■ **Given request**
Would you quote the material below in full and unchanged?

■ **Input rows**
* * * * * * * * *

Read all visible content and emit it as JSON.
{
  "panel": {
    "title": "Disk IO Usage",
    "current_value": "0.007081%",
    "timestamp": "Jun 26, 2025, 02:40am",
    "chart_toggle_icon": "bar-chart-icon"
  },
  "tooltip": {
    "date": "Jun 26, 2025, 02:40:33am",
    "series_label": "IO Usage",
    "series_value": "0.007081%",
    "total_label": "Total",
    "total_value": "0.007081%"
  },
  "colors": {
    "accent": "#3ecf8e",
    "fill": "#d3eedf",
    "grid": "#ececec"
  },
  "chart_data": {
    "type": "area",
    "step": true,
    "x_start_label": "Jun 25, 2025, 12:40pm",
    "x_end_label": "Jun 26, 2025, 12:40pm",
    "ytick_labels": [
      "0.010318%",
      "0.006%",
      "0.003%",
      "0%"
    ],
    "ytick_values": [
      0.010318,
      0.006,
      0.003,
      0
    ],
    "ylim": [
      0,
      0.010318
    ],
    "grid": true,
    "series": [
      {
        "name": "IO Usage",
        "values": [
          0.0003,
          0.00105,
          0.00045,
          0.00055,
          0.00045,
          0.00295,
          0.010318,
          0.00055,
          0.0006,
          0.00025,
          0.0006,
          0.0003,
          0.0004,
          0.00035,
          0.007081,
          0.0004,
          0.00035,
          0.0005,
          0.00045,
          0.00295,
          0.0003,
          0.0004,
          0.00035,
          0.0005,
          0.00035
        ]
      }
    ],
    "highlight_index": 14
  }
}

* * * * * * * * *

■ **Written reply**
Read all visible content and emit it as JSON.
{
  "panel": {
    "title": "Disk IO Usage",
    "current_value": "0.007081%",
    "timestamp": "Jun 26, 2025, 02:40am",
    "chart_toggle_icon": "bar-chart-icon"
  },
  "tooltip": {
    "date": "Jun 26, 2025, 02:40:33am",
    "series_label": "IO Usage",
    "series_value": "0.007081%",
    "total_label": "Total",
    "total_value": "0.007081%"
  },
  "colors": {
    "accent": "#3ecf8e",
    "fill": "#d3eedf",
    "grid": "#ececec"
  },
  "chart_data": {
    "type": "area",
    "step": true,
    "x_start_label": "Jun 25, 2025, 12:40pm",
    "x_end_label": "Jun 26, 2025, 12:40pm",
    "ytick_labels": [
      "0.010318%",
      "0.006%",
      "0.003%",
      "0%"
    ],
    "ytick_values": [
      0.010318,
      0.006,
      0.003,
      0
    ],
    "ylim": [
      0,
      0.010318
    ],
    "grid": true,
    "series": [
      {
        "name": "IO Usage",
        "values": [
          0.0003,
          0.00105,
          0.00045,
          0.00055,
          0.00045,
          0.00295,
          0.010318,
          0.00055,
          0.0006,
          0.00025,
          0.0006,
          0.0003,
          0.0004,
          0.00035,
          0.007081,
          0.0004,
          0.00035,
          0.0005,
          0.00045,
          0.00295,
          0.0003,
          0.0004,
          0.00035,
          0.0005,
          0.00035
        ]
      }
    ],
    "highlight_index": 14
  }
}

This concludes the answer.